-- What is expected --
Return all lines of the data below verbatim, with nothing altered.

Records from a collection
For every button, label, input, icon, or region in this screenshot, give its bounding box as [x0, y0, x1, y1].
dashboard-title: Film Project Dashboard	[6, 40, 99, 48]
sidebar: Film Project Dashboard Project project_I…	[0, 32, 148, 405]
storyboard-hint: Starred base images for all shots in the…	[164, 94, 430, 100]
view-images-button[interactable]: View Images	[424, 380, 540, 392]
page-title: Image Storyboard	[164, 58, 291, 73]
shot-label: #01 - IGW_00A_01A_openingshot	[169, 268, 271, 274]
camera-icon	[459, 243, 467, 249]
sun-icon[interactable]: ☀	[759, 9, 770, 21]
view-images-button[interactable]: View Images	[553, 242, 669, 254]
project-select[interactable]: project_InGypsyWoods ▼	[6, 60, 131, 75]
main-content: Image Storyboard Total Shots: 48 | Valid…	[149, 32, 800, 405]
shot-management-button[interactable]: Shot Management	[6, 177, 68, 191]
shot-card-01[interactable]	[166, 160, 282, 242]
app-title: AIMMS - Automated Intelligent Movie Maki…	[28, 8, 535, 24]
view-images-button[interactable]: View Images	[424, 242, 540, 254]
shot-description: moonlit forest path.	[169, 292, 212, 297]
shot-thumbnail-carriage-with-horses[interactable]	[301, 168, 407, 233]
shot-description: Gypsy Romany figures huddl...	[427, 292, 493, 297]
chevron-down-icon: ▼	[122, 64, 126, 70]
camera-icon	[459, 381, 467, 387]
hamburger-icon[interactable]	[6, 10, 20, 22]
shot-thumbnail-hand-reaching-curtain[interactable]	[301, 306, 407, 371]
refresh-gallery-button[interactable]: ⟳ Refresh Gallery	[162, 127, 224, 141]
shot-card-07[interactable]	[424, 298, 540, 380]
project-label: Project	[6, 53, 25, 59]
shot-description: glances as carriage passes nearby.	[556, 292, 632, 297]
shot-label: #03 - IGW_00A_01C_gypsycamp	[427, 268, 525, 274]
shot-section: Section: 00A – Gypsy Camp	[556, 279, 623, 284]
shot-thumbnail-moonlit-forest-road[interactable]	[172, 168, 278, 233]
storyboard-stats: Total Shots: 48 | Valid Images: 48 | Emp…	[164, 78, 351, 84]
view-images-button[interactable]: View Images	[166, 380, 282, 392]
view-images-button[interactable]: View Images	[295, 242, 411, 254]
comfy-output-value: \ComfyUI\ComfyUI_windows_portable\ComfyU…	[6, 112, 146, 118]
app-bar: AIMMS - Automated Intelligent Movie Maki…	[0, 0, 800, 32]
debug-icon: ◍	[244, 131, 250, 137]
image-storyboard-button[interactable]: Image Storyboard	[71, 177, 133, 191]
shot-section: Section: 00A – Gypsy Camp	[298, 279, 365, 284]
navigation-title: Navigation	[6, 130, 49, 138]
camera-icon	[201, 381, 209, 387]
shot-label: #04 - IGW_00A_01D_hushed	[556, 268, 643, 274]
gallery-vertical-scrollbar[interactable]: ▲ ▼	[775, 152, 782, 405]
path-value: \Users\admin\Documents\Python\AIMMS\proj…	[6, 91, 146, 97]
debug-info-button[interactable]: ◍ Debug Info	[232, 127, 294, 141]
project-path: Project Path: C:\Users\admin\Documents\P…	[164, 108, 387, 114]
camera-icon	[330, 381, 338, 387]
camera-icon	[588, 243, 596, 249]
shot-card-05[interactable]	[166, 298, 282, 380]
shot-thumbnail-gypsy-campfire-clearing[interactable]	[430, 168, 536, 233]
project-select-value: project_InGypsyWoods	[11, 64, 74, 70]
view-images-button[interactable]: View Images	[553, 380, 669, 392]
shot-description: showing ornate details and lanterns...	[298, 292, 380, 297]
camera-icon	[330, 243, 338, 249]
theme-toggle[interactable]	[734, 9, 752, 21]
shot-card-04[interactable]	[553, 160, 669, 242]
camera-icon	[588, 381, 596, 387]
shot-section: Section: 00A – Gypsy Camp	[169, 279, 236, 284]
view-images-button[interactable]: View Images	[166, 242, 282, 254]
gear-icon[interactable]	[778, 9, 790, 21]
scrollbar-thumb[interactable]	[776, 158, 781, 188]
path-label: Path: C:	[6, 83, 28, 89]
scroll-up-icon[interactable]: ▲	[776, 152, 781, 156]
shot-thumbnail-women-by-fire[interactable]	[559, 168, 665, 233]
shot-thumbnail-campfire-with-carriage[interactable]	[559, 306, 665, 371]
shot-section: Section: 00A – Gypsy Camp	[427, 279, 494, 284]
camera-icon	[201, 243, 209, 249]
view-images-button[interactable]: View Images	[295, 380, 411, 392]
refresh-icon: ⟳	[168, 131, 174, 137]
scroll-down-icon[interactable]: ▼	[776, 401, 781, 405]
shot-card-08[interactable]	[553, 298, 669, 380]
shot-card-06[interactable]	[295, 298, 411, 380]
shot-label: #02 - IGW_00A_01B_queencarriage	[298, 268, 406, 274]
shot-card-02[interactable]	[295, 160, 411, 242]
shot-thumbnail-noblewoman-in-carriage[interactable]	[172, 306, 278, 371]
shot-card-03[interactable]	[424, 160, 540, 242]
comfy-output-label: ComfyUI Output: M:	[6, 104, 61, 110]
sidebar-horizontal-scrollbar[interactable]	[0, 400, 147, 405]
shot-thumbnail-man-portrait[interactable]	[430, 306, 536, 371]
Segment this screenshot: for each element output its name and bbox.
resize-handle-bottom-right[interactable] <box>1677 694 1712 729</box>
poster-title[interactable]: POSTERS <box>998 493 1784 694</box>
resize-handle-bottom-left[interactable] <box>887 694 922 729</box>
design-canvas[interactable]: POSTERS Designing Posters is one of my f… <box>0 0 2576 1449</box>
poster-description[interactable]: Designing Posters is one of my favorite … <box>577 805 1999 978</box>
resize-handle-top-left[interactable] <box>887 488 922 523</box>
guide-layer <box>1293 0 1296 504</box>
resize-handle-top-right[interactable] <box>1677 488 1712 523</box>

-- Answer below --
For every button, label, input, icon, or region in this screenshot, give its bounding box as [x0, y0, x1, y1].
dashboard-title: Film Project Dashboard	[6, 40, 99, 48]
sidebar: Film Project Dashboard Project project_I…	[0, 32, 148, 405]
storyboard-hint: Starred base images for all shots in the…	[164, 94, 430, 100]
view-images-button[interactable]: View Images	[424, 380, 540, 392]
page-title: Image Storyboard	[164, 58, 291, 73]
shot-label: #01 - IGW_00A_01A_openingshot	[169, 268, 271, 274]
camera-icon	[459, 243, 467, 249]
sun-icon[interactable]: ☀	[759, 9, 770, 21]
view-images-button[interactable]: View Images	[553, 242, 669, 254]
project-select[interactable]: project_InGypsyWoods ▼	[6, 60, 131, 75]
main-content: Image Storyboard Total Shots: 48 | Valid…	[149, 32, 800, 405]
shot-management-button[interactable]: Shot Management	[6, 177, 68, 191]
shot-card-01[interactable]	[166, 160, 282, 242]
app-title: AIMMS - Automated Intelligent Movie Maki…	[28, 8, 535, 24]
view-images-button[interactable]: View Images	[424, 242, 540, 254]
shot-description: moonlit forest path.	[169, 292, 212, 297]
shot-thumbnail-carriage-with-horses[interactable]	[301, 168, 407, 233]
shot-description: Gypsy Romany figures huddl...	[427, 292, 493, 297]
chevron-down-icon: ▼	[122, 64, 126, 70]
camera-icon	[459, 381, 467, 387]
hamburger-icon[interactable]	[6, 10, 20, 22]
shot-thumbnail-hand-reaching-curtain[interactable]	[301, 306, 407, 371]
refresh-gallery-button[interactable]: ⟳ Refresh Gallery	[162, 127, 224, 141]
shot-card-07[interactable]	[424, 298, 540, 380]
project-label: Project	[6, 53, 25, 59]
shot-description: glances as carriage passes nearby.	[556, 292, 632, 297]
shot-label: #03 - IGW_00A_01C_gypsycamp	[427, 268, 525, 274]
shot-section: Section: 00A – Gypsy Camp	[556, 279, 623, 284]
shot-thumbnail-moonlit-forest-road[interactable]	[172, 168, 278, 233]
storyboard-stats: Total Shots: 48 | Valid Images: 48 | Emp…	[164, 78, 351, 84]
view-images-button[interactable]: View Images	[166, 380, 282, 392]
view-images-button[interactable]: View Images	[295, 242, 411, 254]
comfy-output-value: \ComfyUI\ComfyUI_windows_portable\ComfyU…	[6, 112, 146, 118]
app-bar: AIMMS - Automated Intelligent Movie Maki…	[0, 0, 800, 32]
debug-icon: ◍	[244, 131, 250, 137]
image-storyboard-button[interactable]: Image Storyboard	[71, 177, 133, 191]
shot-section: Section: 00A – Gypsy Camp	[298, 279, 365, 284]
navigation-title: Navigation	[6, 130, 49, 138]
camera-icon	[201, 381, 209, 387]
shot-label: #04 - IGW_00A_01D_hushed	[556, 268, 643, 274]
gallery-vertical-scrollbar[interactable]: ▲ ▼	[775, 152, 782, 405]
path-value: \Users\admin\Documents\Python\AIMMS\proj…	[6, 91, 146, 97]
debug-info-button[interactable]: ◍ Debug Info	[232, 127, 294, 141]
project-path: Project Path: C:\Users\admin\Documents\P…	[164, 108, 387, 114]
camera-icon	[330, 381, 338, 387]
camera-icon	[588, 243, 596, 249]
shot-card-05[interactable]	[166, 298, 282, 380]
shot-thumbnail-gypsy-campfire-clearing[interactable]	[430, 168, 536, 233]
project-select-value: project_InGypsyWoods	[11, 64, 74, 70]
view-images-button[interactable]: View Images	[553, 380, 669, 392]
shot-description: showing ornate details and lanterns...	[298, 292, 380, 297]
camera-icon	[330, 243, 338, 249]
theme-toggle[interactable]	[734, 9, 752, 21]
shot-card-04[interactable]	[553, 160, 669, 242]
camera-icon	[588, 381, 596, 387]
shot-section: Section: 00A – Gypsy Camp	[169, 279, 236, 284]
view-images-button[interactable]: View Images	[166, 242, 282, 254]
gear-icon[interactable]	[778, 9, 790, 21]
scrollbar-thumb[interactable]	[776, 158, 781, 188]
path-label: Path: C:	[6, 83, 28, 89]
scroll-up-icon[interactable]: ▲	[776, 152, 781, 156]
shot-thumbnail-women-by-fire[interactable]	[559, 168, 665, 233]
shot-thumbnail-campfire-with-carriage[interactable]	[559, 306, 665, 371]
shot-section: Section: 00A – Gypsy Camp	[427, 279, 494, 284]
camera-icon	[201, 243, 209, 249]
view-images-button[interactable]: View Images	[295, 380, 411, 392]
refresh-icon: ⟳	[168, 131, 174, 137]
scroll-down-icon[interactable]: ▼	[776, 401, 781, 405]
shot-card-08[interactable]	[553, 298, 669, 380]
shot-card-06[interactable]	[295, 298, 411, 380]
shot-label: #02 - IGW_00A_01B_queencarriage	[298, 268, 406, 274]
shot-card-02[interactable]	[295, 160, 411, 242]
shot-thumbnail-noblewoman-in-carriage[interactable]	[172, 306, 278, 371]
shot-card-03[interactable]	[424, 160, 540, 242]
comfy-output-label: ComfyUI Output: M:	[6, 104, 61, 110]
sidebar-horizontal-scrollbar[interactable]	[0, 400, 147, 405]
shot-thumbnail-man-portrait[interactable]	[430, 306, 536, 371]
Segment this screenshot: for each element output its name and bbox.
resize-handle-bottom-right[interactable] <box>1677 694 1712 729</box>
poster-title[interactable]: POSTERS <box>998 493 1784 694</box>
resize-handle-bottom-left[interactable] <box>887 694 922 729</box>
design-canvas[interactable]: POSTERS Designing Posters is one of my f… <box>0 0 2576 1449</box>
poster-description[interactable]: Designing Posters is one of my favorite … <box>577 805 1999 978</box>
resize-handle-top-left[interactable] <box>887 488 922 523</box>
guide-layer <box>1293 0 1296 504</box>
resize-handle-top-right[interactable] <box>1677 488 1712 523</box>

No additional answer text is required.